(Dataset excerpt)
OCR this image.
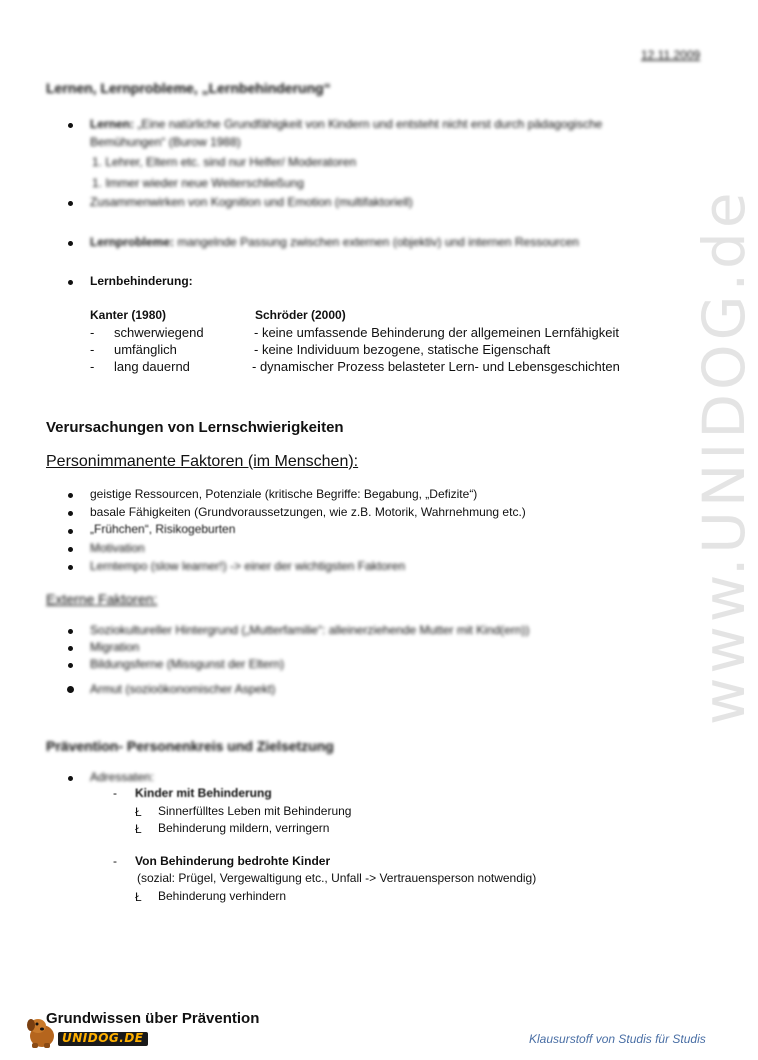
www.UNIDOG.de
12.11.2009
Lernen, Lernprobleme, „Lernbehinderung“
Lernen: „Eine natürliche Grundfähigkeit von Kindern und entsteht nicht erst durch pädagogische
Bemühungen“ (Burow 1988)
1. Lehrer, Eltern etc. sind nur Helfer/ Moderatoren
1. Immer wieder neue Weiterschließung
Zusammenwirken von Kognition und Emotion (multifaktoriell)
Lernprobleme: mangelnde Passung zwischen externen (objektiv) und internen Ressourcen
Lernbehinderung:
Kanter (1980)	Schröder (2000)
- schwerwiegend	- keine umfassende Behinderung der allgemeinen Lernfähigkeit
- umfänglich	- keine Individuum bezogene, statische Eigenschaft
- lang dauernd	- dynamischer Prozess belasteter Lern- und Lebensgeschichten
Verursachungen von Lernschwierigkeiten
Personimmanente Faktoren (im Menschen):
geistige Ressourcen, Potenziale (kritische Begriffe: Begabung, „Defizite“)
basale Fähigkeiten (Grundvoraussetzungen, wie z.B. Motorik, Wahrnehmung etc.)
„Frühchen“, Risikogeburten
Motivation
Lerntempo (slow learner!) -> einer der wichtigsten Faktoren
Externe Faktoren:
Soziokultureller Hintergrund („Mutterfamilie“: alleinerziehende Mutter mit Kind(ern))
Migration
Bildungsferne (Missgunst der Eltern)
Armut (sozioökonomischer Aspekt)
Prävention- Personenkreis und Zielsetzung
Adressaten:
- Kinder mit Behinderung
Ł Sinnerfülltes Leben mit Behinderung
Ł Behinderung mildern, verringern
- Von Behinderung bedrohte Kinder
(sozial: Prügel, Vergewaltigung etc., Unfall -> Vertrauensperson notwendig)
Ł Behinderung verhindern
Grundwissen über Prävention
UNIDOG.DE	Klausurstoff von Studis für Studis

> _WHAT TO WORK ON_:
Repeat verbatim all the material, but not the pictures.

> _RESULT FOR THIS TASK_:
OCR this image.
www.UNIDOG.de
12.11.2009
Lernen, Lernprobleme, „Lernbehinderung“
Lernen: „Eine natürliche Grundfähigkeit von Kindern und entsteht nicht erst durch pädagogische
Bemühungen“ (Burow 1988)
1. Lehrer, Eltern etc. sind nur Helfer/ Moderatoren
1. Immer wieder neue Weiterschließung
Zusammenwirken von Kognition und Emotion (multifaktoriell)
Lernprobleme: mangelnde Passung zwischen externen (objektiv) und internen Ressourcen
Lernbehinderung:
Kanter (1980)	Schröder (2000)
- schwerwiegend	- keine umfassende Behinderung der allgemeinen Lernfähigkeit
- umfänglich	- keine Individuum bezogene, statische Eigenschaft
- lang dauernd	- dynamischer Prozess belasteter Lern- und Lebensgeschichten
Verursachungen von Lernschwierigkeiten
Personimmanente Faktoren (im Menschen):
geistige Ressourcen, Potenziale (kritische Begriffe: Begabung, „Defizite“)
basale Fähigkeiten (Grundvoraussetzungen, wie z.B. Motorik, Wahrnehmung etc.)
„Frühchen“, Risikogeburten
Motivation
Lerntempo (slow learner!) -> einer der wichtigsten Faktoren
Externe Faktoren:
Soziokultureller Hintergrund („Mutterfamilie“: alleinerziehende Mutter mit Kind(ern))
Migration
Bildungsferne (Missgunst der Eltern)
Armut (sozioökonomischer Aspekt)
Prävention- Personenkreis und Zielsetzung
Adressaten:
- Kinder mit Behinderung
Ł Sinnerfülltes Leben mit Behinderung
Ł Behinderung mildern, verringern
- Von Behinderung bedrohte Kinder
(sozial: Prügel, Vergewaltigung etc., Unfall -> Vertrauensperson notwendig)
Ł Behinderung verhindern
Grundwissen über Prävention
UNIDOG.DE	Klausurstoff von Studis für Studis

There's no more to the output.